The task:
Count how many lines contain "excesso" and reply with that number only.

Stored data
#####

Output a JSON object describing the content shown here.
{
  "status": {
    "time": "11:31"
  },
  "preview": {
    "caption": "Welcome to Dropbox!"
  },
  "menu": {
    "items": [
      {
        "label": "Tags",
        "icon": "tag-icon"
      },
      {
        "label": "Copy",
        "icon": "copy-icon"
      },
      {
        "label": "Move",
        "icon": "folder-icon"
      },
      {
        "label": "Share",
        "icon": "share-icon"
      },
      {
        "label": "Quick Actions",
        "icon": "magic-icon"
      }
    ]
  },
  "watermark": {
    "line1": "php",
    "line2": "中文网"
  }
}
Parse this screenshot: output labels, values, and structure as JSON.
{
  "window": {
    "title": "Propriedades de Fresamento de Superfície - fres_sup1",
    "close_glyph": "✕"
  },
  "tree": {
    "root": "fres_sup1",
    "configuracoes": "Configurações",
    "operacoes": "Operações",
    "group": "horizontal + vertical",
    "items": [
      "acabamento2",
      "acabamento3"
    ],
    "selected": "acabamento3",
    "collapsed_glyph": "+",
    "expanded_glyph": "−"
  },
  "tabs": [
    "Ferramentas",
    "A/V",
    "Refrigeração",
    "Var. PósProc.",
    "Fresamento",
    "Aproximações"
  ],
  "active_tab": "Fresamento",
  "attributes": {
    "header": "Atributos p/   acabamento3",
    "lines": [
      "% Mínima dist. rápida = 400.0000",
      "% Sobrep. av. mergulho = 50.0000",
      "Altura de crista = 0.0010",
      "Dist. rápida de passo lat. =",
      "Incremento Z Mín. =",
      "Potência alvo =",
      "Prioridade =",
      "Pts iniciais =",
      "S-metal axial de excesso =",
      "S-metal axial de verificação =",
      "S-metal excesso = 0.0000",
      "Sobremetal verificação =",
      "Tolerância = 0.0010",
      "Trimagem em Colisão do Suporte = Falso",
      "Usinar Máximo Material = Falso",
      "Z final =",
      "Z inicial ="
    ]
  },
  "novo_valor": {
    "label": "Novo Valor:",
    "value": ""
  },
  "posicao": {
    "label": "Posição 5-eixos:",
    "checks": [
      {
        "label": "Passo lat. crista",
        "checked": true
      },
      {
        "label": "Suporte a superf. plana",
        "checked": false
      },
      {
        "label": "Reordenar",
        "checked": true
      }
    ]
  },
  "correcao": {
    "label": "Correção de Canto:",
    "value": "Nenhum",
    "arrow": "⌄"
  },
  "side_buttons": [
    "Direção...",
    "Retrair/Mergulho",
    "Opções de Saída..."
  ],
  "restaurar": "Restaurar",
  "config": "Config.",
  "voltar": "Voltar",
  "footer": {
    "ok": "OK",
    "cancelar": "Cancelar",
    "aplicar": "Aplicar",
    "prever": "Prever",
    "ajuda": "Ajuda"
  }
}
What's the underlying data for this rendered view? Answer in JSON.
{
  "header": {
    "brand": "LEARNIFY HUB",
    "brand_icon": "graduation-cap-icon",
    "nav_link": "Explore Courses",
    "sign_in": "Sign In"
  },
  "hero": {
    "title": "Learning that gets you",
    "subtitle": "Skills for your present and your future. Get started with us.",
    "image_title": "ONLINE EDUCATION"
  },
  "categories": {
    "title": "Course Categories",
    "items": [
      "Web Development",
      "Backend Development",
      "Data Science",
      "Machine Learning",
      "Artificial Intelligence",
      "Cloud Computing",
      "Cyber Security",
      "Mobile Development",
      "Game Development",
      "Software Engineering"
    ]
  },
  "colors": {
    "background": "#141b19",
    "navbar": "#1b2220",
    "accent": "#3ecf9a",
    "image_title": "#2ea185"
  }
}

#####

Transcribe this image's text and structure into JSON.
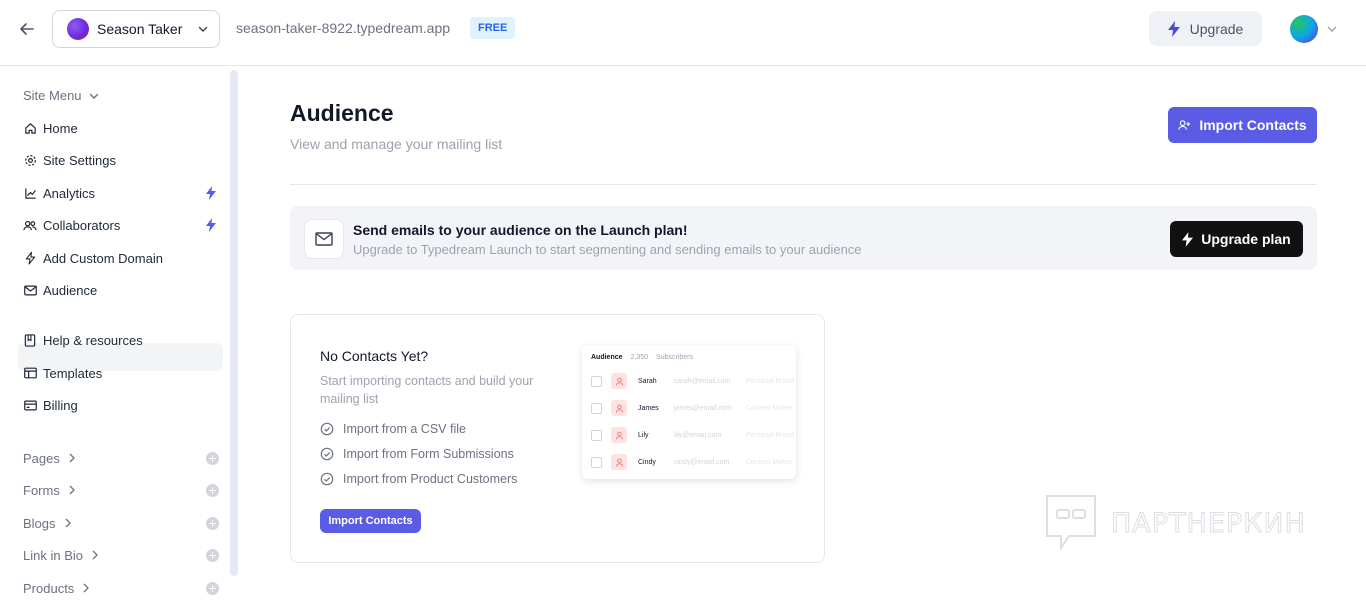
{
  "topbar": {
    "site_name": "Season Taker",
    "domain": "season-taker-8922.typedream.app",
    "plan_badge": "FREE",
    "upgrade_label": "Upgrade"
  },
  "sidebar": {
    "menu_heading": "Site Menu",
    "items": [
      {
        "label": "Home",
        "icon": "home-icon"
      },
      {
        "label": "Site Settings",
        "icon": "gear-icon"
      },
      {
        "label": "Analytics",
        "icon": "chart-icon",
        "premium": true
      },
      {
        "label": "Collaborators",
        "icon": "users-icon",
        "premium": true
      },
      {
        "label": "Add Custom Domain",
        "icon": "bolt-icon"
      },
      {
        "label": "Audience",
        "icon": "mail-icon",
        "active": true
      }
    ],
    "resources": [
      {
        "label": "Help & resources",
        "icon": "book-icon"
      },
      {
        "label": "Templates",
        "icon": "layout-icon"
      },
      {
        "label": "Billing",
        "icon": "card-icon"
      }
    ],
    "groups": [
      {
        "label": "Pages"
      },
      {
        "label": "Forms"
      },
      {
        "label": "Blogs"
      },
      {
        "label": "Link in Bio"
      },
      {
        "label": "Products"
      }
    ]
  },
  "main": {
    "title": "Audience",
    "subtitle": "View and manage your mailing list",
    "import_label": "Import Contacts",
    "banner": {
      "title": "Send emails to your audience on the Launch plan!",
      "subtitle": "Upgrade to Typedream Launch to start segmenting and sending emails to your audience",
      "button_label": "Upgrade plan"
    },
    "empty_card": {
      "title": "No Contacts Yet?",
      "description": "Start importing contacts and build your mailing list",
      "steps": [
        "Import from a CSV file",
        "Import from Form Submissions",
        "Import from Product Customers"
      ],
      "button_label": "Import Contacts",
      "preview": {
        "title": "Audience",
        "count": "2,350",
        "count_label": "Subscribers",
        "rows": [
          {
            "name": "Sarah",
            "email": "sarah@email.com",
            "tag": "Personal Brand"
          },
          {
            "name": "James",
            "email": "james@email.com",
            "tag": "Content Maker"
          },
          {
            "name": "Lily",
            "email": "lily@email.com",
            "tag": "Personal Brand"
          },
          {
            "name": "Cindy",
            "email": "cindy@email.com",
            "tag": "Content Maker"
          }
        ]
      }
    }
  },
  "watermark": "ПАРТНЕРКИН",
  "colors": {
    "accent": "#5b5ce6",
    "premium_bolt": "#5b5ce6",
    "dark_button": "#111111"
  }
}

#####

Solution below:
2